> WORK TO COMPLETE: Repeat the material below exactly, with no pictures.

> SUPPLIED RECORDS:
## START
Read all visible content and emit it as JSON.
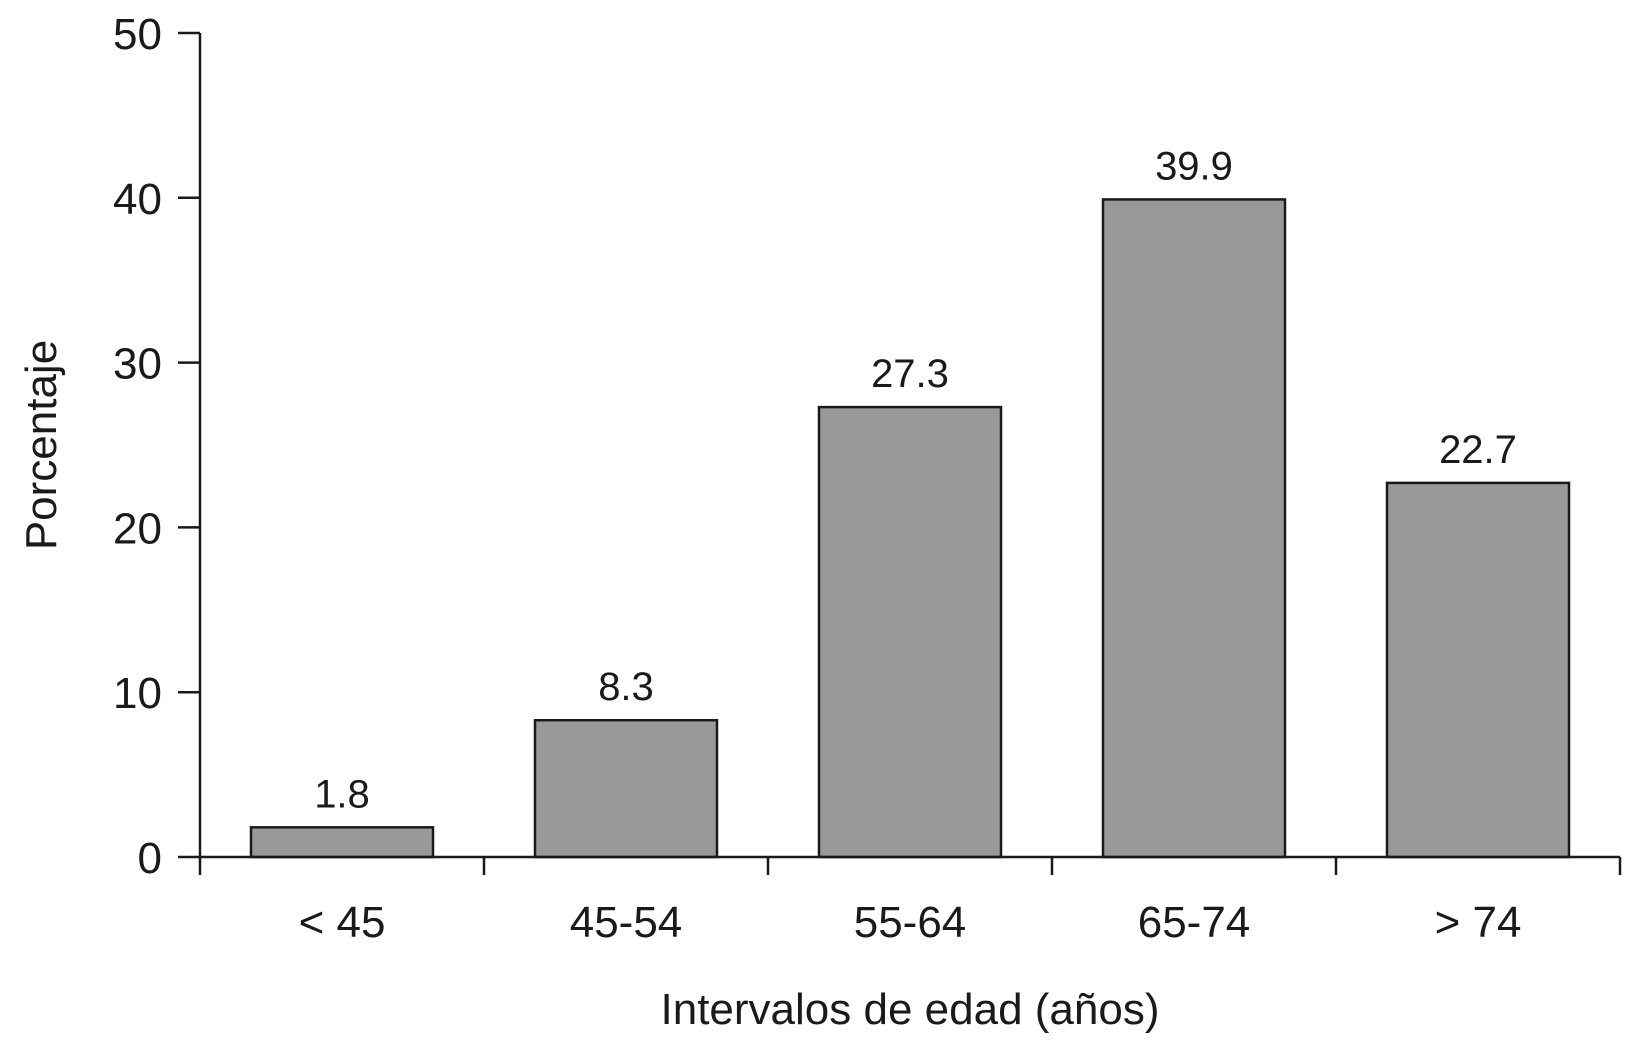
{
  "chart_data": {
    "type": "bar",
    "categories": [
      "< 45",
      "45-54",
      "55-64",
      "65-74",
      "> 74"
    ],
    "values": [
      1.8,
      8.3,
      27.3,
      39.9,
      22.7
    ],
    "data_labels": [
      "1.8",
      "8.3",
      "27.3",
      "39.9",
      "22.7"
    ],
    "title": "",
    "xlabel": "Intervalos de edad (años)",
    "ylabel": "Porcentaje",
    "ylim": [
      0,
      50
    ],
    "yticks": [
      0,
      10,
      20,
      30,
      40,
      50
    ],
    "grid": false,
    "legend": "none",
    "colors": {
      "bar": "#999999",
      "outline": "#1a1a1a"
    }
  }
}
## END
> SOLUTION TO THIS EXERCISE:
Read all visible content and emit it as JSON.
{
  "chart_data": {
    "type": "bar",
    "categories": [
      "< 45",
      "45-54",
      "55-64",
      "65-74",
      "> 74"
    ],
    "values": [
      1.8,
      8.3,
      27.3,
      39.9,
      22.7
    ],
    "data_labels": [
      "1.8",
      "8.3",
      "27.3",
      "39.9",
      "22.7"
    ],
    "title": "",
    "xlabel": "Intervalos de edad (años)",
    "ylabel": "Porcentaje",
    "ylim": [
      0,
      50
    ],
    "yticks": [
      0,
      10,
      20,
      30,
      40,
      50
    ],
    "grid": false,
    "legend": "none",
    "colors": {
      "bar": "#999999",
      "outline": "#1a1a1a"
    }
  }
}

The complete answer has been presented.